→ Objective
Print the full listing exactly.

(Figure content listings)
>>>>
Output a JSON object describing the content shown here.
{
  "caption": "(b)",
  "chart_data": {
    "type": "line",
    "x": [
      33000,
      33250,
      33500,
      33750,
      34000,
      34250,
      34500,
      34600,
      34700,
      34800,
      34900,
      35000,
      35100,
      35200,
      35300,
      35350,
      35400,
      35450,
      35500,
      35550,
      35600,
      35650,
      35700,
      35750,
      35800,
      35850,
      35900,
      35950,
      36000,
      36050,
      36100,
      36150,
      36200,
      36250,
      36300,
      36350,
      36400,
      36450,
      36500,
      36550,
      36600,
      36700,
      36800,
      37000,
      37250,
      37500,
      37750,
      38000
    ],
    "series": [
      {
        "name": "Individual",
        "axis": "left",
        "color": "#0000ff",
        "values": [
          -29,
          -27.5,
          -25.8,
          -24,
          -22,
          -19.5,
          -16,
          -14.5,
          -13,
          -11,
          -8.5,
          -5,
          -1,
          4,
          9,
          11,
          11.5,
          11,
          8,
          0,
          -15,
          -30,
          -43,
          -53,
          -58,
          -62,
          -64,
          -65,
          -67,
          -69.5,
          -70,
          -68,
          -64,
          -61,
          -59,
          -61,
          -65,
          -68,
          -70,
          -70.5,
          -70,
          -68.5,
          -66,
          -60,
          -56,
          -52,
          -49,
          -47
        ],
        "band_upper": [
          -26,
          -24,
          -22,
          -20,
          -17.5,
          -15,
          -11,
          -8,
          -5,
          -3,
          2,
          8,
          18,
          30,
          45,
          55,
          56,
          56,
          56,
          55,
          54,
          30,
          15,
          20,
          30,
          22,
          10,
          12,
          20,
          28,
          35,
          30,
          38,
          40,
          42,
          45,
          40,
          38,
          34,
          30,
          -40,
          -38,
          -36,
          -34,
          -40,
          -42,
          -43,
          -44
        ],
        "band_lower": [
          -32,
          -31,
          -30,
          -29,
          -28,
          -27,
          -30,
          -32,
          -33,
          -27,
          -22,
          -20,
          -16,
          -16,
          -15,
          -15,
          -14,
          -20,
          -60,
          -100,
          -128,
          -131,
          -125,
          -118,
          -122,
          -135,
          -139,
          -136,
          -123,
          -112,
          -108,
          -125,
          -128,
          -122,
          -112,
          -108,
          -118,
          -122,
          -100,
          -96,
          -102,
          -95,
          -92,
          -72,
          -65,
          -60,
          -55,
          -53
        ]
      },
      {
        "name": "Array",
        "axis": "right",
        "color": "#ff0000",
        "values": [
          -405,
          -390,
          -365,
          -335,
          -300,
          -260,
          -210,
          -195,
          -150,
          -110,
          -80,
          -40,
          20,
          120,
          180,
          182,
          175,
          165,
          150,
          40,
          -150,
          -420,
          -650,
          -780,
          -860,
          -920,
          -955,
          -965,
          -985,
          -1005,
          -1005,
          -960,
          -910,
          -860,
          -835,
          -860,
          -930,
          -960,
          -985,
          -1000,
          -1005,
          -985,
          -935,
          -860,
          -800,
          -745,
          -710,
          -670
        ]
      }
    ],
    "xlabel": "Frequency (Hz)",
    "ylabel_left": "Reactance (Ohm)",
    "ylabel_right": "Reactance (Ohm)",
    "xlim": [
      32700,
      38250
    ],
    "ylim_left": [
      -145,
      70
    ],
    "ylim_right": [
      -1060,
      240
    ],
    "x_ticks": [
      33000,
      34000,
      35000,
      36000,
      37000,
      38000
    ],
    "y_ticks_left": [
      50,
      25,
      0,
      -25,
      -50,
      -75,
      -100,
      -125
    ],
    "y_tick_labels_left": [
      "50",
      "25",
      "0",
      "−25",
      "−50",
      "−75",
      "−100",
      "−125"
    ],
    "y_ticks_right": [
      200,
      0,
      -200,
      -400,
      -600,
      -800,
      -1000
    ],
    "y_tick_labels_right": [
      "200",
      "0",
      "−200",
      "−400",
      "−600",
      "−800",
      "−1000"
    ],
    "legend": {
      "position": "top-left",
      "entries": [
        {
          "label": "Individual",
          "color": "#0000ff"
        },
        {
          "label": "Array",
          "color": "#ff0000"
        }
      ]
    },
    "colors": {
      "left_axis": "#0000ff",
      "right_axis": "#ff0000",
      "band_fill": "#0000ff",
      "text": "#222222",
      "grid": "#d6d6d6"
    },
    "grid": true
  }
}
<<<<
→ Complete answer
Output a JSON object describing the content shown here.
{
  "caption": "(b)",
  "chart_data": {
    "type": "line",
    "x": [
      33000,
      33250,
      33500,
      33750,
      34000,
      34250,
      34500,
      34600,
      34700,
      34800,
      34900,
      35000,
      35100,
      35200,
      35300,
      35350,
      35400,
      35450,
      35500,
      35550,
      35600,
      35650,
      35700,
      35750,
      35800,
      35850,
      35900,
      35950,
      36000,
      36050,
      36100,
      36150,
      36200,
      36250,
      36300,
      36350,
      36400,
      36450,
      36500,
      36550,
      36600,
      36700,
      36800,
      37000,
      37250,
      37500,
      37750,
      38000
    ],
    "series": [
      {
        "name": "Individual",
        "axis": "left",
        "color": "#0000ff",
        "values": [
          -29,
          -27.5,
          -25.8,
          -24,
          -22,
          -19.5,
          -16,
          -14.5,
          -13,
          -11,
          -8.5,
          -5,
          -1,
          4,
          9,
          11,
          11.5,
          11,
          8,
          0,
          -15,
          -30,
          -43,
          -53,
          -58,
          -62,
          -64,
          -65,
          -67,
          -69.5,
          -70,
          -68,
          -64,
          -61,
          -59,
          -61,
          -65,
          -68,
          -70,
          -70.5,
          -70,
          -68.5,
          -66,
          -60,
          -56,
          -52,
          -49,
          -47
        ],
        "band_upper": [
          -26,
          -24,
          -22,
          -20,
          -17.5,
          -15,
          -11,
          -8,
          -5,
          -3,
          2,
          8,
          18,
          30,
          45,
          55,
          56,
          56,
          56,
          55,
          54,
          30,
          15,
          20,
          30,
          22,
          10,
          12,
          20,
          28,
          35,
          30,
          38,
          40,
          42,
          45,
          40,
          38,
          34,
          30,
          -40,
          -38,
          -36,
          -34,
          -40,
          -42,
          -43,
          -44
        ],
        "band_lower": [
          -32,
          -31,
          -30,
          -29,
          -28,
          -27,
          -30,
          -32,
          -33,
          -27,
          -22,
          -20,
          -16,
          -16,
          -15,
          -15,
          -14,
          -20,
          -60,
          -100,
          -128,
          -131,
          -125,
          -118,
          -122,
          -135,
          -139,
          -136,
          -123,
          -112,
          -108,
          -125,
          -128,
          -122,
          -112,
          -108,
          -118,
          -122,
          -100,
          -96,
          -102,
          -95,
          -92,
          -72,
          -65,
          -60,
          -55,
          -53
        ]
      },
      {
        "name": "Array",
        "axis": "right",
        "color": "#ff0000",
        "values": [
          -405,
          -390,
          -365,
          -335,
          -300,
          -260,
          -210,
          -195,
          -150,
          -110,
          -80,
          -40,
          20,
          120,
          180,
          182,
          175,
          165,
          150,
          40,
          -150,
          -420,
          -650,
          -780,
          -860,
          -920,
          -955,
          -965,
          -985,
          -1005,
          -1005,
          -960,
          -910,
          -860,
          -835,
          -860,
          -930,
          -960,
          -985,
          -1000,
          -1005,
          -985,
          -935,
          -860,
          -800,
          -745,
          -710,
          -670
        ]
      }
    ],
    "xlabel": "Frequency (Hz)",
    "ylabel_left": "Reactance (Ohm)",
    "ylabel_right": "Reactance (Ohm)",
    "xlim": [
      32700,
      38250
    ],
    "ylim_left": [
      -145,
      70
    ],
    "ylim_right": [
      -1060,
      240
    ],
    "x_ticks": [
      33000,
      34000,
      35000,
      36000,
      37000,
      38000
    ],
    "y_ticks_left": [
      50,
      25,
      0,
      -25,
      -50,
      -75,
      -100,
      -125
    ],
    "y_tick_labels_left": [
      "50",
      "25",
      "0",
      "−25",
      "−50",
      "−75",
      "−100",
      "−125"
    ],
    "y_ticks_right": [
      200,
      0,
      -200,
      -400,
      -600,
      -800,
      -1000
    ],
    "y_tick_labels_right": [
      "200",
      "0",
      "−200",
      "−400",
      "−600",
      "−800",
      "−1000"
    ],
    "legend": {
      "position": "top-left",
      "entries": [
        {
          "label": "Individual",
          "color": "#0000ff"
        },
        {
          "label": "Array",
          "color": "#ff0000"
        }
      ]
    },
    "colors": {
      "left_axis": "#0000ff",
      "right_axis": "#ff0000",
      "band_fill": "#0000ff",
      "text": "#222222",
      "grid": "#d6d6d6"
    },
    "grid": true
  }
}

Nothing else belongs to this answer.